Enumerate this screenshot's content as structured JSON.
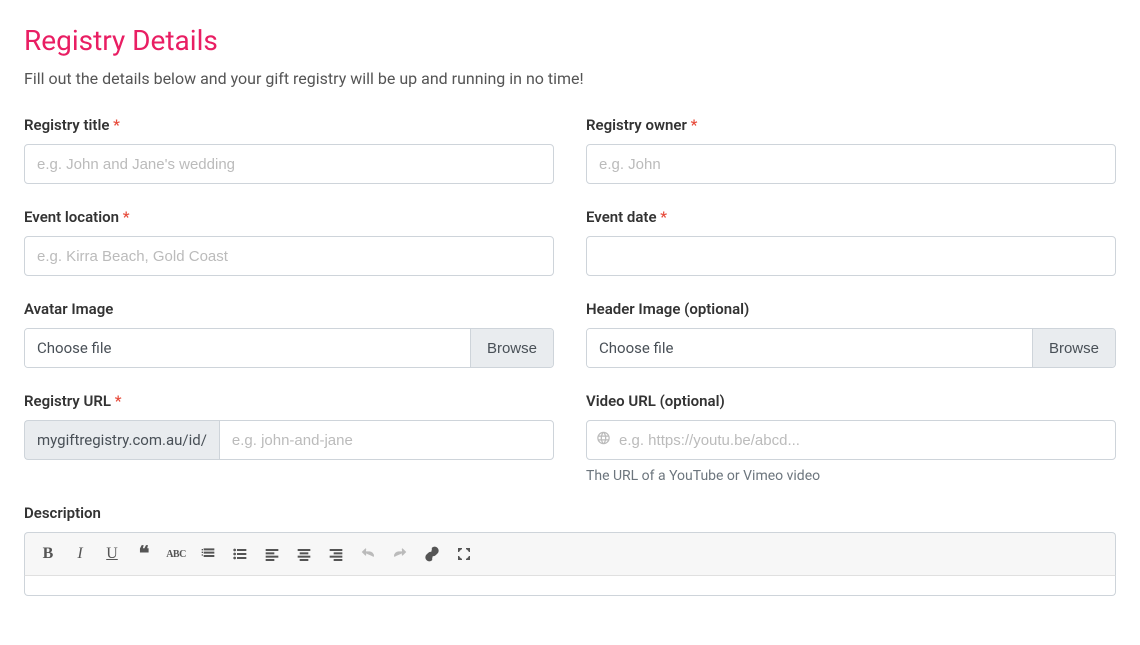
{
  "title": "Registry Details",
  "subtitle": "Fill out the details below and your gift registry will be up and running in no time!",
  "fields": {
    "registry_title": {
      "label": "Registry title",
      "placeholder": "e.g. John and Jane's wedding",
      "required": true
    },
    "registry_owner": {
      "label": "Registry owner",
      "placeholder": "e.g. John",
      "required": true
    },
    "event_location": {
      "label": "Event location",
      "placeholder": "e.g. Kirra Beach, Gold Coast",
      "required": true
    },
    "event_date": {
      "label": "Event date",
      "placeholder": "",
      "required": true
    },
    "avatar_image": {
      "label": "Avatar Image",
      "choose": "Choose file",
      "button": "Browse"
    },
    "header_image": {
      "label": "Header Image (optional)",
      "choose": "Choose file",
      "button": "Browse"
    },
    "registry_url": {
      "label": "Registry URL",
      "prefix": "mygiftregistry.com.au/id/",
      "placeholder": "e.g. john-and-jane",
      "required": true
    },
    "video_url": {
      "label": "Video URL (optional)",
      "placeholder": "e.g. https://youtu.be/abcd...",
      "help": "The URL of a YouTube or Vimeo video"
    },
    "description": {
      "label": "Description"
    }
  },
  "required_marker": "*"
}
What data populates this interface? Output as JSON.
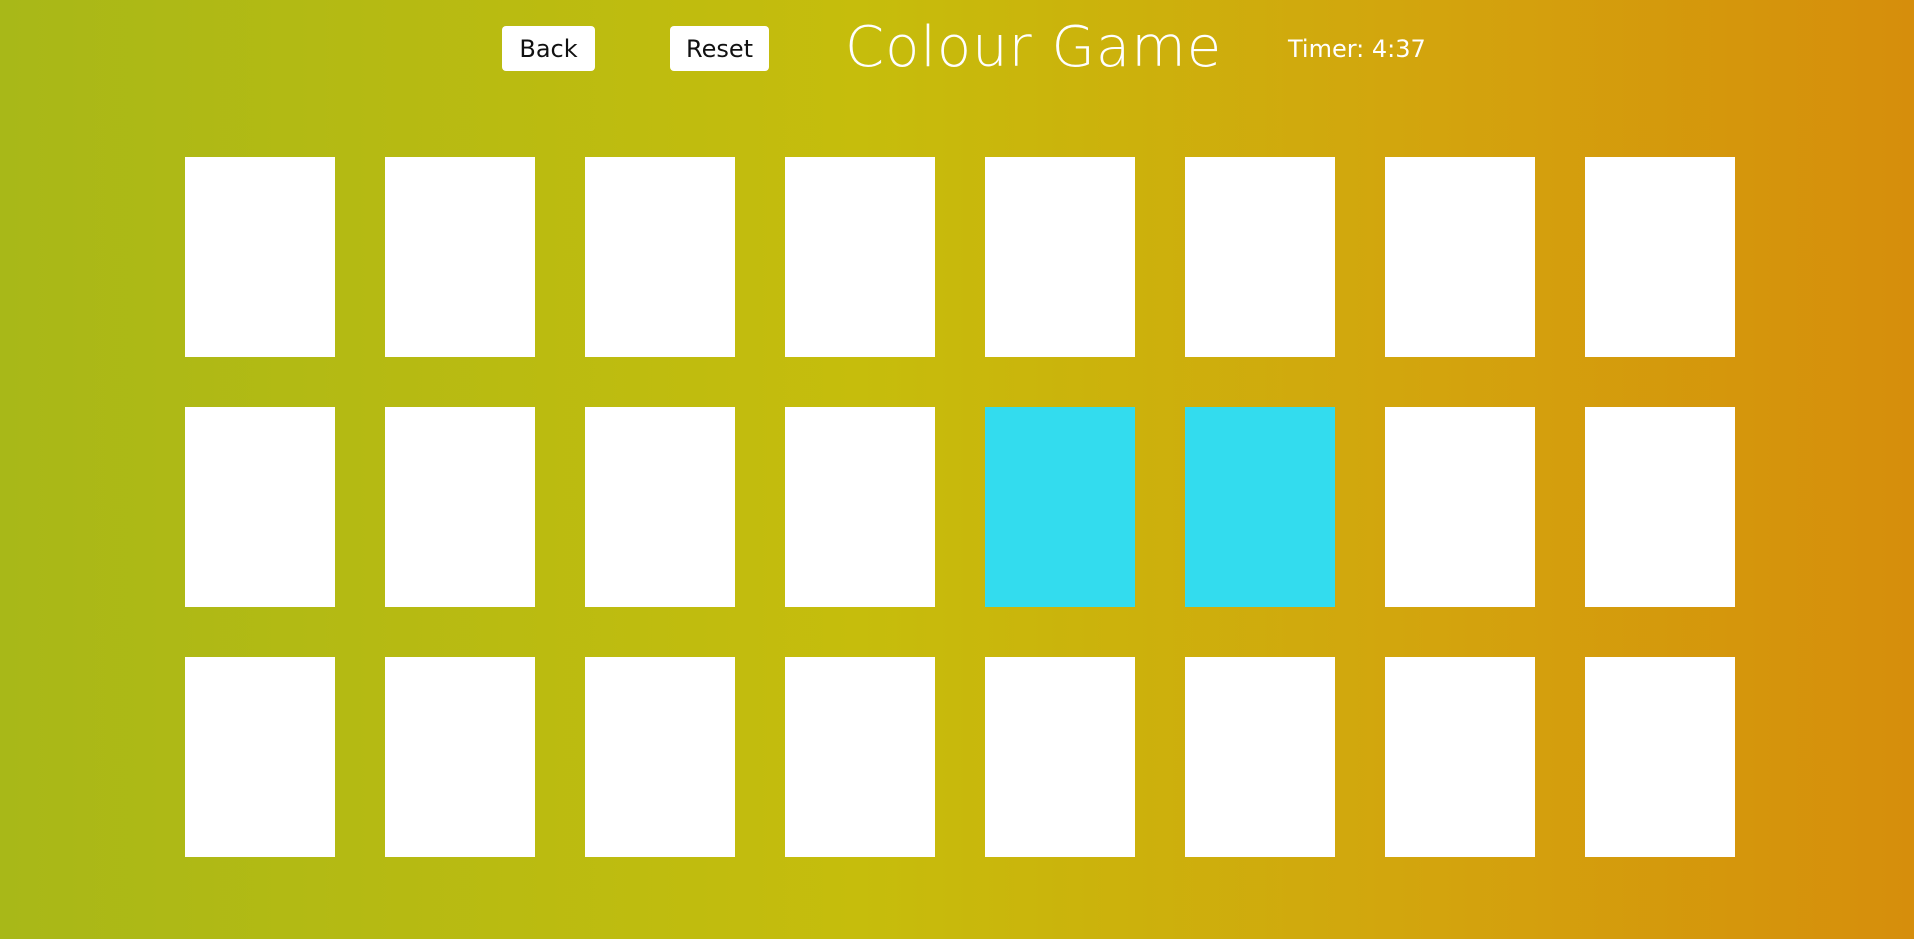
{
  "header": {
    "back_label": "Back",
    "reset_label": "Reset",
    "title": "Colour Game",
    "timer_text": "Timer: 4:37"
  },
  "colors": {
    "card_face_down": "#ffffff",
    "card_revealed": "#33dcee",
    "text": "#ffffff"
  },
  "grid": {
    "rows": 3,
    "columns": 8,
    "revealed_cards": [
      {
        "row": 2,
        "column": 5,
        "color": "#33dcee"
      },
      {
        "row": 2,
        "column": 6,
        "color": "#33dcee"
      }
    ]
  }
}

***

● Task instructions:
All of the lines above should be retyped precisely, apart from the pictures.

● Result of this exercise:
Enumerate this screenshot's content as structured JSON.
{
  "title": "Registry Details",
  "subtitle": "Fill out the details below and your gift registry will be up and running in no time!",
  "fields": {
    "registry_title": {
      "label": "Registry title",
      "placeholder": "e.g. John and Jane's wedding",
      "required": true
    },
    "registry_owner": {
      "label": "Registry owner",
      "placeholder": "e.g. John",
      "required": true
    },
    "event_location": {
      "label": "Event location",
      "placeholder": "e.g. Kirra Beach, Gold Coast",
      "required": true
    },
    "event_date": {
      "label": "Event date",
      "placeholder": "",
      "required": true
    },
    "avatar_image": {
      "label": "Avatar Image",
      "choose": "Choose file",
      "button": "Browse"
    },
    "header_image": {
      "label": "Header Image (optional)",
      "choose": "Choose file",
      "button": "Browse"
    },
    "registry_url": {
      "label": "Registry URL",
      "prefix": "mygiftregistry.com.au/id/",
      "placeholder": "e.g. john-and-jane",
      "required": true
    },
    "video_url": {
      "label": "Video URL (optional)",
      "placeholder": "e.g. https://youtu.be/abcd...",
      "help": "The URL of a YouTube or Vimeo video"
    },
    "description": {
      "label": "Description"
    }
  },
  "required_marker": "*"
}
What data populates this interface? Output as JSON.
{
  "header": {
    "back_label": "Back",
    "reset_label": "Reset",
    "title": "Colour Game",
    "timer_text": "Timer: 4:37"
  },
  "colors": {
    "card_face_down": "#ffffff",
    "card_revealed": "#33dcee",
    "text": "#ffffff"
  },
  "grid": {
    "rows": 3,
    "columns": 8,
    "revealed_cards": [
      {
        "row": 2,
        "column": 5,
        "color": "#33dcee"
      },
      {
        "row": 2,
        "column": 6,
        "color": "#33dcee"
      }
    ]
  }
}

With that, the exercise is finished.